-------- Data listing --------
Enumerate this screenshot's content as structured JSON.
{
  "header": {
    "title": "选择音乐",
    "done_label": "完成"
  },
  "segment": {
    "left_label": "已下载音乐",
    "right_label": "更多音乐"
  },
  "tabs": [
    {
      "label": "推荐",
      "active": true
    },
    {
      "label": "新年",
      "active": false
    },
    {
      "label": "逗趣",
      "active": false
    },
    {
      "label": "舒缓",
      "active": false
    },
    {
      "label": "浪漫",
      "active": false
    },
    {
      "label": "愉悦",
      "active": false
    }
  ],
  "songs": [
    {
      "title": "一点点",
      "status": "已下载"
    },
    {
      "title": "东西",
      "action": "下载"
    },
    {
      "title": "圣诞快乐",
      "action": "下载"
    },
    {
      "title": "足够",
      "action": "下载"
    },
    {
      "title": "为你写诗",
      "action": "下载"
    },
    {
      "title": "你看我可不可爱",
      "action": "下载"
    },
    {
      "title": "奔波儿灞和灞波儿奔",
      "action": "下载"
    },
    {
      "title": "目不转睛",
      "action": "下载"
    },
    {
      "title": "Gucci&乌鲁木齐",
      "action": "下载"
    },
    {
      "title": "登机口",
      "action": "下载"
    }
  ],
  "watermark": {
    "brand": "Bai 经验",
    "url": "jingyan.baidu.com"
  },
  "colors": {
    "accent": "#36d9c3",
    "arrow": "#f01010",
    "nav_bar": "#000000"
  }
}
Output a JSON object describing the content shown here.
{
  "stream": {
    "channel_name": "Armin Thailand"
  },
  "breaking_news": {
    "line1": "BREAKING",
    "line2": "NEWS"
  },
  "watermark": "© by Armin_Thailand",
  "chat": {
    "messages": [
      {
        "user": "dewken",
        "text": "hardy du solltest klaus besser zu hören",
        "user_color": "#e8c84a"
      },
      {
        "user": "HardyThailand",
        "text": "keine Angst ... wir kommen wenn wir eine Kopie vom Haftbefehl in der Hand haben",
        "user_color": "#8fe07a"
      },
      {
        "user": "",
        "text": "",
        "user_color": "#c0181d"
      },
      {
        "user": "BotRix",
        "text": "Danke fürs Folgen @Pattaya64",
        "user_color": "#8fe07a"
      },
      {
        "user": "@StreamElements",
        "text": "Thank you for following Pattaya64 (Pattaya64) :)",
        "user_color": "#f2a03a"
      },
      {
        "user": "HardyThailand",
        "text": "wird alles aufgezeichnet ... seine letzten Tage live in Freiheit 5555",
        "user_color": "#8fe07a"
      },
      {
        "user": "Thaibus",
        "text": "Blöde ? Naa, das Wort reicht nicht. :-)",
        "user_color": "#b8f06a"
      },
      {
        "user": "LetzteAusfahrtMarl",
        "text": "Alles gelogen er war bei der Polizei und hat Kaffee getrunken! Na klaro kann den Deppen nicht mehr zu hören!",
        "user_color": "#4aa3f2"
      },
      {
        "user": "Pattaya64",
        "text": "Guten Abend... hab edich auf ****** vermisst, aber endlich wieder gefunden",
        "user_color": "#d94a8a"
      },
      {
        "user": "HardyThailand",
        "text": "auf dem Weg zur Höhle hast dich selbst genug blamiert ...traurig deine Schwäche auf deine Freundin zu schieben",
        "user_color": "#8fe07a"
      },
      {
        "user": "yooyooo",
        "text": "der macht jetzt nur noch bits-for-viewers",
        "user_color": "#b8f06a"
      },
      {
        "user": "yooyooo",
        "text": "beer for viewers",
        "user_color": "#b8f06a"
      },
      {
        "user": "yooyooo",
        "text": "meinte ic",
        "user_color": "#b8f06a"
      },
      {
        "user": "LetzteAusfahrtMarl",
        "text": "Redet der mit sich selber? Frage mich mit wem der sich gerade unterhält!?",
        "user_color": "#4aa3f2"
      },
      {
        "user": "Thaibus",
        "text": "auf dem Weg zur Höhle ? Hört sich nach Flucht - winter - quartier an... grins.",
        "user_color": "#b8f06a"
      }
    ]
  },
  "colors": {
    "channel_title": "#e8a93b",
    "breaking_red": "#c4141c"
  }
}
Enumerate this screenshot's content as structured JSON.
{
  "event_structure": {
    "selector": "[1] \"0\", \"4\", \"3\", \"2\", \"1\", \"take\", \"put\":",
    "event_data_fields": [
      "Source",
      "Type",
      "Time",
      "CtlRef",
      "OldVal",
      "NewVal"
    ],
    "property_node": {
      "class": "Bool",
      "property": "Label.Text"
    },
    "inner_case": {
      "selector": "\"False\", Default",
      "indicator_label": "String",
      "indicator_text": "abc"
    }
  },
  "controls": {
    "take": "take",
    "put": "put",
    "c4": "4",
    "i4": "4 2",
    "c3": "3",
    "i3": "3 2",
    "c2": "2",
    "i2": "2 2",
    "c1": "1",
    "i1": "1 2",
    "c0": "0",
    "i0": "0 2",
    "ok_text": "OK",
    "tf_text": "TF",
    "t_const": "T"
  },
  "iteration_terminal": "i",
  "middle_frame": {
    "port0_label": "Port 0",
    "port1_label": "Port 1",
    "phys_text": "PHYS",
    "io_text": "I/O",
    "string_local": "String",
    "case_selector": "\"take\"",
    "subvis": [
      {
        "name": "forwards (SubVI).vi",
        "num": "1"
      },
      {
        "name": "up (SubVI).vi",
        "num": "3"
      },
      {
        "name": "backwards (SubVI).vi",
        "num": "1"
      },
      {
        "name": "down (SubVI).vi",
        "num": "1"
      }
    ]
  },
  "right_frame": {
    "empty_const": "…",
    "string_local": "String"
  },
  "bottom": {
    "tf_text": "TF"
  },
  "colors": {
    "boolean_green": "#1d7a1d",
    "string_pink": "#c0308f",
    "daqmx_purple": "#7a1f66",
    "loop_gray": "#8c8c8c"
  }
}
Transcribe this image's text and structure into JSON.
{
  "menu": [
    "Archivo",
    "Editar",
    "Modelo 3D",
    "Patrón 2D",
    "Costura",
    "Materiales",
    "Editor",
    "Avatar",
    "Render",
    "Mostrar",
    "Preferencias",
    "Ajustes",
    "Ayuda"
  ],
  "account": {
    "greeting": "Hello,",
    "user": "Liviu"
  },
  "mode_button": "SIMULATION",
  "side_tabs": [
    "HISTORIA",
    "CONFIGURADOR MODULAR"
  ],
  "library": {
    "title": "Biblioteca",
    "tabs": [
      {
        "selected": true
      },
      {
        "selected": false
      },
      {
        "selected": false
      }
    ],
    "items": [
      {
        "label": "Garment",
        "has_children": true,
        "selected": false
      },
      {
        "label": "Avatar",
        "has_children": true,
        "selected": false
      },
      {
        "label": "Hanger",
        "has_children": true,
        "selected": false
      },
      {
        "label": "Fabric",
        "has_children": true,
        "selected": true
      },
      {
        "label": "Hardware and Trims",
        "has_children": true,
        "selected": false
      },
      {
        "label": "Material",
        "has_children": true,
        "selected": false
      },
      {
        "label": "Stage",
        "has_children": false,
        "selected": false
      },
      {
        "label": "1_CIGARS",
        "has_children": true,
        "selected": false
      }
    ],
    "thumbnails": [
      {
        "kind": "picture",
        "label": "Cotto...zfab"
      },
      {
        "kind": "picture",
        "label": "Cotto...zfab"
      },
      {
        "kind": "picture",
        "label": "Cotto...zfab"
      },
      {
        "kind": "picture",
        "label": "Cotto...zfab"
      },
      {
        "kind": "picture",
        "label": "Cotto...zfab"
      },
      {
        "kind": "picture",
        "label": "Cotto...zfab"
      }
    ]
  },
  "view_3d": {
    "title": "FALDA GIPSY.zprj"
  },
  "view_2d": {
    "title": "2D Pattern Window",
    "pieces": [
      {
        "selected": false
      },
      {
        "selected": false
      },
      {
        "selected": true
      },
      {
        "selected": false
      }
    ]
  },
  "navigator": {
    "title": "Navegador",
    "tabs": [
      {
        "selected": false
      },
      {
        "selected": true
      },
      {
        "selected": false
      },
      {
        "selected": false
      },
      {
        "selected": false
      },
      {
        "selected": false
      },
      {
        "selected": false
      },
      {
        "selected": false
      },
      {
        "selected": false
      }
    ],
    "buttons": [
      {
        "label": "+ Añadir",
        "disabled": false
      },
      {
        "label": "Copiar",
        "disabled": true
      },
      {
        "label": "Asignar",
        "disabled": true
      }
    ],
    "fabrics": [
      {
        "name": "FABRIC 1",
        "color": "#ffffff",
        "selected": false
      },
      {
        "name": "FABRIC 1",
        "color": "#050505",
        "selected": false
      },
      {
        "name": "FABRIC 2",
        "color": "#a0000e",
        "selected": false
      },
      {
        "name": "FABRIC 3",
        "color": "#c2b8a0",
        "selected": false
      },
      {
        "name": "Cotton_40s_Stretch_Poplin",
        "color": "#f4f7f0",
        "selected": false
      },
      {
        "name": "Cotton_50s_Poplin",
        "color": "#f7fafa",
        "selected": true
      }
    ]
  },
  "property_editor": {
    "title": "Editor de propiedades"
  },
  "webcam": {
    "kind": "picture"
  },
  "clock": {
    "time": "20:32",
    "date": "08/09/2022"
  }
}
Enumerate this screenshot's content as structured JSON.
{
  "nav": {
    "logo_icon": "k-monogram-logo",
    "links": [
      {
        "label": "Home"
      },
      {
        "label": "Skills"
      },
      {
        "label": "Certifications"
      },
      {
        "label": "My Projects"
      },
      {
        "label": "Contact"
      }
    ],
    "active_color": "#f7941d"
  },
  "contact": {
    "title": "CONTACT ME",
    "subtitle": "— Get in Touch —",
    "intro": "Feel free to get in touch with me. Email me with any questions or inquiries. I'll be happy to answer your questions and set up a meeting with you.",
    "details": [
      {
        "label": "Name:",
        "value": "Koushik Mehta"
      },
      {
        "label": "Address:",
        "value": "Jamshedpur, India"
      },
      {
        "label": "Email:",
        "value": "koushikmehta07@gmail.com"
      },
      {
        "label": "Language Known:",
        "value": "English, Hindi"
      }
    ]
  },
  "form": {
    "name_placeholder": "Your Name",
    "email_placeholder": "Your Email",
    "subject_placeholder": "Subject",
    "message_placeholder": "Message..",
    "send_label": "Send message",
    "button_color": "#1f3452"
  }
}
--------
Work instructions: Using the records above, find and show each line with the string "value".

Answer below:
        "value": "Koushik Mehta"
        "value": "Jamshedpur, India"
        "value": "koushikmehta07@gmail.com"
        "value": "English, Hindi"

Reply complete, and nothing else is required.